-- BEGIN --
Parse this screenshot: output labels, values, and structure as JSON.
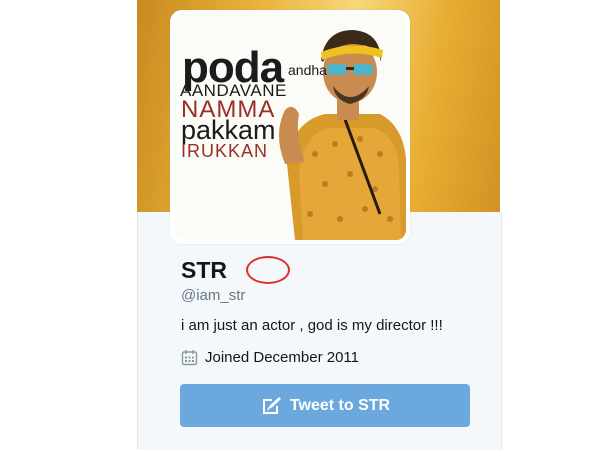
{
  "profile": {
    "name": "STR",
    "handle": "@iam_str",
    "bio": "i am just an actor , god is my director !!!",
    "joined": "Joined December 2011"
  },
  "avatar_text": {
    "line1": "poda",
    "line1_small": "andha",
    "line2": "AANDAVANE",
    "line3": "NAMMA",
    "line4": "pakkam",
    "line5": "IRUKKAN"
  },
  "actions": {
    "tweet_label": "Tweet to STR"
  },
  "icons": {
    "joined": "calendar-icon",
    "tweet": "compose-tweet-icon",
    "annotation": "red-circle-annotation"
  },
  "colors": {
    "banner": "#e9b23a",
    "button": "#6ba8de",
    "annotation_circle": "#d8322a",
    "handle_text": "#657786"
  }
}
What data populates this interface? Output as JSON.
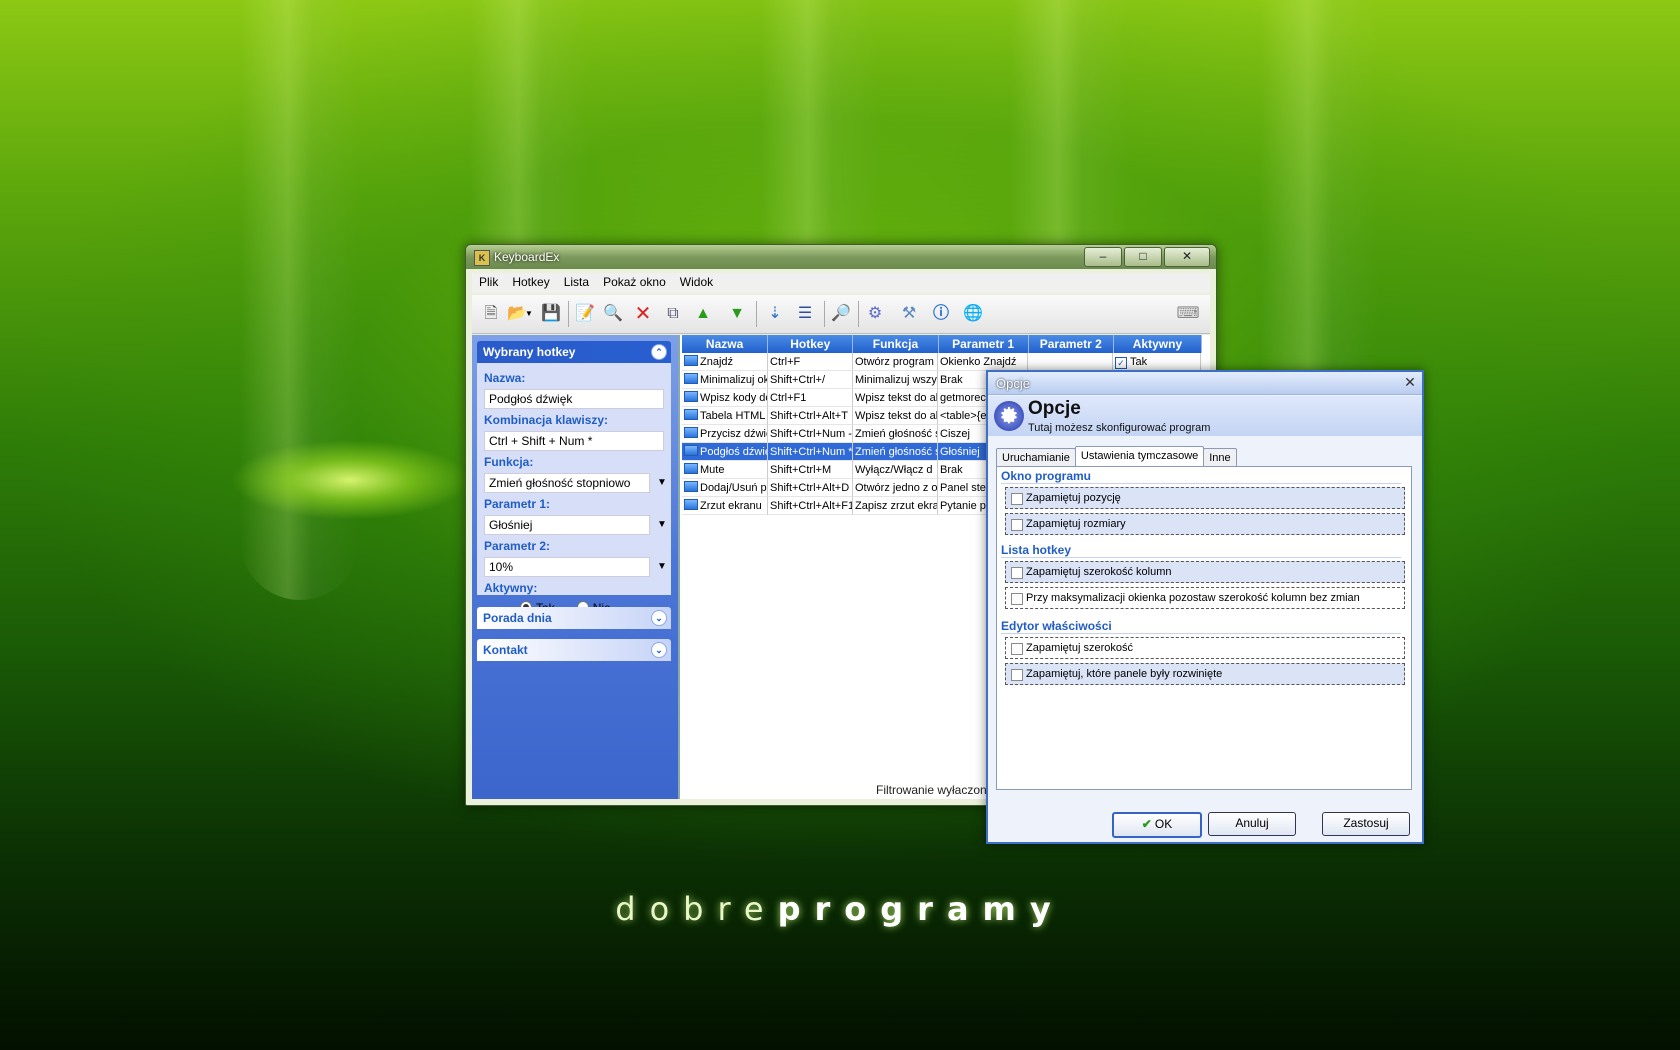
-- END --
> STATED PROBLEM:
Extract the full listing above verbatim; pictures are to be left out of the copy.

> FINAL ANSWER:
Parse this screenshot: output labels, values, and structure as JSON.
{
  "profile": {
    "name": "STR",
    "handle": "@iam_str",
    "bio": "i am just an actor , god is my director !!!",
    "joined": "Joined December 2011"
  },
  "avatar_text": {
    "line1": "poda",
    "line1_small": "andha",
    "line2": "AANDAVANE",
    "line3": "NAMMA",
    "line4": "pakkam",
    "line5": "IRUKKAN"
  },
  "actions": {
    "tweet_label": "Tweet to STR"
  },
  "icons": {
    "joined": "calendar-icon",
    "tweet": "compose-tweet-icon",
    "annotation": "red-circle-annotation"
  },
  "colors": {
    "banner": "#e9b23a",
    "button": "#6ba8de",
    "annotation_circle": "#d8322a",
    "handle_text": "#657786"
  }
}
What data populates this interface? Output as JSON.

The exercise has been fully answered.